RECORD SET —

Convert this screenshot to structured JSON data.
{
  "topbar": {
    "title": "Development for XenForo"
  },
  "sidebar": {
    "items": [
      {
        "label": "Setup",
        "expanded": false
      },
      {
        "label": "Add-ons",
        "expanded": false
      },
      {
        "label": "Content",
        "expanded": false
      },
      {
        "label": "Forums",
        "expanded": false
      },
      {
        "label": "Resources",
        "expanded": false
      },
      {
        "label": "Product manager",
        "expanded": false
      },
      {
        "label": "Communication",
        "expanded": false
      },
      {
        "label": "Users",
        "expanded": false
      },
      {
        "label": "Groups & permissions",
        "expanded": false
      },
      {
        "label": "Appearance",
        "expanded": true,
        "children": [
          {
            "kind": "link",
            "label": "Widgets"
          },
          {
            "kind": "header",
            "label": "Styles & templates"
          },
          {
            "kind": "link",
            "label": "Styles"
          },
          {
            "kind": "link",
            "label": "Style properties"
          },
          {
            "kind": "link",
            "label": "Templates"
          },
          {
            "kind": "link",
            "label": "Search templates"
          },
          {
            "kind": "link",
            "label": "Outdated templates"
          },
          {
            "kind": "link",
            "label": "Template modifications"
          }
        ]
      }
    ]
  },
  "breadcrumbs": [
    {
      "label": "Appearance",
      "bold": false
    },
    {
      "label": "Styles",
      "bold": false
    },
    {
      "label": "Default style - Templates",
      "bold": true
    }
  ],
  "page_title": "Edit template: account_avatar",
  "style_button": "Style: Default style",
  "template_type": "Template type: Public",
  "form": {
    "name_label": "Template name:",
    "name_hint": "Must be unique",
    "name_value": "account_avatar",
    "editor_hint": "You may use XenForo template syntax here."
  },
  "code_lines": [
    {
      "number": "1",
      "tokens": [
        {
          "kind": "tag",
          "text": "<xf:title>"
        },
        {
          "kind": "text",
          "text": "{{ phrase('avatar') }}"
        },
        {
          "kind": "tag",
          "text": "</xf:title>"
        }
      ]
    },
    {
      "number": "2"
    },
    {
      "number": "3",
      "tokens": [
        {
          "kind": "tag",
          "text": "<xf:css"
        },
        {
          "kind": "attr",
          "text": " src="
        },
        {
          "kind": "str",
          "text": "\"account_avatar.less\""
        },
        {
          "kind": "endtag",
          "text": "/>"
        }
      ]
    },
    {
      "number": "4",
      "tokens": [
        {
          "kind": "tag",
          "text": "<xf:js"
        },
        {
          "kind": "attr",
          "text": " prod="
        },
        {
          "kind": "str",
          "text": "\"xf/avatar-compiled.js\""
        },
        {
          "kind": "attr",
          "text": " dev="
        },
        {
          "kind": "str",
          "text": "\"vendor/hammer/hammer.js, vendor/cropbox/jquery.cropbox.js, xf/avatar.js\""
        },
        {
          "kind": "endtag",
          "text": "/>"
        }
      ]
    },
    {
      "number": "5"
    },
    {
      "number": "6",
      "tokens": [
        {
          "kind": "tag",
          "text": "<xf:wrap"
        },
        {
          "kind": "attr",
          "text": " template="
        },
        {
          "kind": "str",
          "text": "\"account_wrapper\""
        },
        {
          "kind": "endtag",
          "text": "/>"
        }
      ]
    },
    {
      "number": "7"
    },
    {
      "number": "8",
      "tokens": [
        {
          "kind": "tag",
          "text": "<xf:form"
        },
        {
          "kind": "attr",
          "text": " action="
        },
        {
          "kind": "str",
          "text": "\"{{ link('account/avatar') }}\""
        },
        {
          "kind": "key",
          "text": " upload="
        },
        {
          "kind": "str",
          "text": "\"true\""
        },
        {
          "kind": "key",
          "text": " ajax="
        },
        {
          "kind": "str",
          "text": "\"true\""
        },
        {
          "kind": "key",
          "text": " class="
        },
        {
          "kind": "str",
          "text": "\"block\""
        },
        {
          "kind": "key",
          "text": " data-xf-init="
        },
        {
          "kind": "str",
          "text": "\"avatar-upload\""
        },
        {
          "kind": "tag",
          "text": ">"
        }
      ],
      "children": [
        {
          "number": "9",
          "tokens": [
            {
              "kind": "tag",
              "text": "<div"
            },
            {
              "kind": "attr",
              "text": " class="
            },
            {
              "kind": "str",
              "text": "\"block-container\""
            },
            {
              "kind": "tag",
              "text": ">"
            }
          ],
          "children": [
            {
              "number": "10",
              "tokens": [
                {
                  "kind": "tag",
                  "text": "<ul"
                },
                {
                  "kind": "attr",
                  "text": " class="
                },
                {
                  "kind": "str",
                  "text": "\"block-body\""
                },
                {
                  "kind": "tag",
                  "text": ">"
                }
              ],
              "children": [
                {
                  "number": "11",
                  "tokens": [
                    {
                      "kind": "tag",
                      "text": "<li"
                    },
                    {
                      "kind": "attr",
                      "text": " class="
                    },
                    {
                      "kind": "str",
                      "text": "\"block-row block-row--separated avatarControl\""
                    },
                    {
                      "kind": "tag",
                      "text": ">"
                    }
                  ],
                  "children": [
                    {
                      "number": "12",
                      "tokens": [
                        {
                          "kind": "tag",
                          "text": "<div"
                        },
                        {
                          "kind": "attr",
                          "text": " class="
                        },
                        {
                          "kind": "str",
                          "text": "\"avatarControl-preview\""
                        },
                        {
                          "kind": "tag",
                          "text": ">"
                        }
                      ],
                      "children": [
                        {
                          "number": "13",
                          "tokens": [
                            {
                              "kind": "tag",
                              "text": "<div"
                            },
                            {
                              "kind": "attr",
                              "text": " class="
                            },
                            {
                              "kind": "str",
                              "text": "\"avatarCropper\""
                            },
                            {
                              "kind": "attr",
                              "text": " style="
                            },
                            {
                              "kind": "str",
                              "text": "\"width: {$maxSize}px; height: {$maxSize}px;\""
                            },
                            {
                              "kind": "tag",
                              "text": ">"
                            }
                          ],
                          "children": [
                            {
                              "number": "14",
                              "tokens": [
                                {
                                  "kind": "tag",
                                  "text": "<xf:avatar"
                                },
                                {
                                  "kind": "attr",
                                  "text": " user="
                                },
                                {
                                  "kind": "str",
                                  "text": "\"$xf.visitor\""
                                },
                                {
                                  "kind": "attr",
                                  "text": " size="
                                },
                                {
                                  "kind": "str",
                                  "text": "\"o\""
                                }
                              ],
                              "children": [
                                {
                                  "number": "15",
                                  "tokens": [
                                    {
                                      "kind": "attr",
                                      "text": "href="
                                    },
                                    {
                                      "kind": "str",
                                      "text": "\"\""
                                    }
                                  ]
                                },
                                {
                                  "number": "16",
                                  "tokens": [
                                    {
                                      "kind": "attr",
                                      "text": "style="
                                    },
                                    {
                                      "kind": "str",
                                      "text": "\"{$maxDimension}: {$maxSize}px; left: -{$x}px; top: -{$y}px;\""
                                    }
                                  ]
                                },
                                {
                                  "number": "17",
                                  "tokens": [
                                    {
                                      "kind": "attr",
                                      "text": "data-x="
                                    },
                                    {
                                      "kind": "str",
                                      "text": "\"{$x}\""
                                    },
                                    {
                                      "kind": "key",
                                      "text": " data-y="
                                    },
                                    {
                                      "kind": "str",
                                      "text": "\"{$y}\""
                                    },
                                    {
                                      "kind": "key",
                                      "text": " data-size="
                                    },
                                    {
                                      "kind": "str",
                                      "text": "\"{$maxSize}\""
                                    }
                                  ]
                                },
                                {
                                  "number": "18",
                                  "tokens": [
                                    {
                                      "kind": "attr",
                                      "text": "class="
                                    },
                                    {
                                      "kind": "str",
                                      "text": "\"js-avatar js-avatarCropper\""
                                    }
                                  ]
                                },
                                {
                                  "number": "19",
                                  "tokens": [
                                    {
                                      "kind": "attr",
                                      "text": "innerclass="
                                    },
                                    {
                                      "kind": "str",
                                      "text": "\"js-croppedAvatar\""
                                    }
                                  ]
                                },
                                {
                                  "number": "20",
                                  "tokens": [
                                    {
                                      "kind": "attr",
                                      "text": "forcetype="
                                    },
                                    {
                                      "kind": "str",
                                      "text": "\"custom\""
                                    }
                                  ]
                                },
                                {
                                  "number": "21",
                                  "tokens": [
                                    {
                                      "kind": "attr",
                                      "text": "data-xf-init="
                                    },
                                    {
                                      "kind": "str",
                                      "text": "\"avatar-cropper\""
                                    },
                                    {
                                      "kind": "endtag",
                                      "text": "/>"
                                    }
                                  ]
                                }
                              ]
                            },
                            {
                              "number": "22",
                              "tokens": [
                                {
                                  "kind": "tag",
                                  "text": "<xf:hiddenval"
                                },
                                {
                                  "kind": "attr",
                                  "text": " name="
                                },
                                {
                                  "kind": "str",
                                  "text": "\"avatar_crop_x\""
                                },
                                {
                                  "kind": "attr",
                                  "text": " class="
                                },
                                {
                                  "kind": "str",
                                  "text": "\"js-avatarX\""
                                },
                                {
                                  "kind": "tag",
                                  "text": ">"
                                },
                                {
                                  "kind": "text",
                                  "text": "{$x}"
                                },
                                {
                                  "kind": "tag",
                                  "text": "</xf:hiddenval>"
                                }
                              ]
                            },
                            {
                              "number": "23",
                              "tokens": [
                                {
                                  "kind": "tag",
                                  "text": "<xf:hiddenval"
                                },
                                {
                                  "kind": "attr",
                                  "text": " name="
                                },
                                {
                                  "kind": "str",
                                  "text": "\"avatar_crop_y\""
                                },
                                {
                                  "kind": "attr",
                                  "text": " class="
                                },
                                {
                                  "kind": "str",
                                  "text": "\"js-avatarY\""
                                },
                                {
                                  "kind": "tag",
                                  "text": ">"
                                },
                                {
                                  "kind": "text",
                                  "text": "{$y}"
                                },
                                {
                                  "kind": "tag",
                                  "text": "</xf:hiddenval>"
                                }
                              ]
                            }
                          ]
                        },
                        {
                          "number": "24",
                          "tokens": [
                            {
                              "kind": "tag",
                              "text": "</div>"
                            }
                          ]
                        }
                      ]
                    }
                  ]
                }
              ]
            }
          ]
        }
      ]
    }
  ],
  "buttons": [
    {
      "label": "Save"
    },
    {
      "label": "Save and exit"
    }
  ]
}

SHORT TASK — Identify the lines above that contain the word "true", then copy them.

RESULT OF THIS EXERCISE —
        "expanded": true,
      "bold": true
          "text": "\"true\""
          "text": "\"true\""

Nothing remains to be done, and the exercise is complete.